## Task to complete
Among these lines, how many include "identity"? Answer only with the number.

## Raw records
[Begin]
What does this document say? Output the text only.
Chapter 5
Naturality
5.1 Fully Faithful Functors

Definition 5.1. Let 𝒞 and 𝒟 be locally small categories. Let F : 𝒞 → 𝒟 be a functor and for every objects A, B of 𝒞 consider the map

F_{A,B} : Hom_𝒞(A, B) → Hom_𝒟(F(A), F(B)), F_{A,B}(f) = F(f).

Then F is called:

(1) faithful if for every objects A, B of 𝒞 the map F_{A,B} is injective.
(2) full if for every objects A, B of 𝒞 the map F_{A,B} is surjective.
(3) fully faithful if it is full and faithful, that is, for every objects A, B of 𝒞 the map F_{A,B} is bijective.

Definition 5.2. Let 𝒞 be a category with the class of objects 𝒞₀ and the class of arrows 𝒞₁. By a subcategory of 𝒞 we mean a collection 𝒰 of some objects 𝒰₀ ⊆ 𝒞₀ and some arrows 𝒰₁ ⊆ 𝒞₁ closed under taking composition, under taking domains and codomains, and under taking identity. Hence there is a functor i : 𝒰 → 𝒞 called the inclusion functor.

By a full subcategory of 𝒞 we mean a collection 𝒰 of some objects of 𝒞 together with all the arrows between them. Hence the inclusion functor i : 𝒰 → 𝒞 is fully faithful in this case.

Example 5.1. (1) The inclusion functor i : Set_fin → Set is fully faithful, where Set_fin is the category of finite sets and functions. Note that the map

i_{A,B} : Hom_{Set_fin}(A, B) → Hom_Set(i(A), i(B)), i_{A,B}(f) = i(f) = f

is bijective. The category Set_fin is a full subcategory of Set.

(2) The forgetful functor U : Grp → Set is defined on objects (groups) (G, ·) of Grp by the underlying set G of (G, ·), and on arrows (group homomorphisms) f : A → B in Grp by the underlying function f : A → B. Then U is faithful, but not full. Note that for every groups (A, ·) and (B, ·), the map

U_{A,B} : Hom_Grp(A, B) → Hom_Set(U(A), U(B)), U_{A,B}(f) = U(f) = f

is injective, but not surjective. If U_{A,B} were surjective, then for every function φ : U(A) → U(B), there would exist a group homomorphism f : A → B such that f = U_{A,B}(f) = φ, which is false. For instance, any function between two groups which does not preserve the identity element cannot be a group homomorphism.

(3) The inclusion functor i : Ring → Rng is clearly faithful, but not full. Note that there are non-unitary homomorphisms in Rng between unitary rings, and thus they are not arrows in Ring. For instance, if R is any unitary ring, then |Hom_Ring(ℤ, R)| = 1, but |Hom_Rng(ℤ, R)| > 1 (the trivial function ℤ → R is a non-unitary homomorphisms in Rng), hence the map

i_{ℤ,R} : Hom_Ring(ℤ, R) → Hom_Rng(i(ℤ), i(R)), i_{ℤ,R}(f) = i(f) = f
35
[End]
## The completed task
2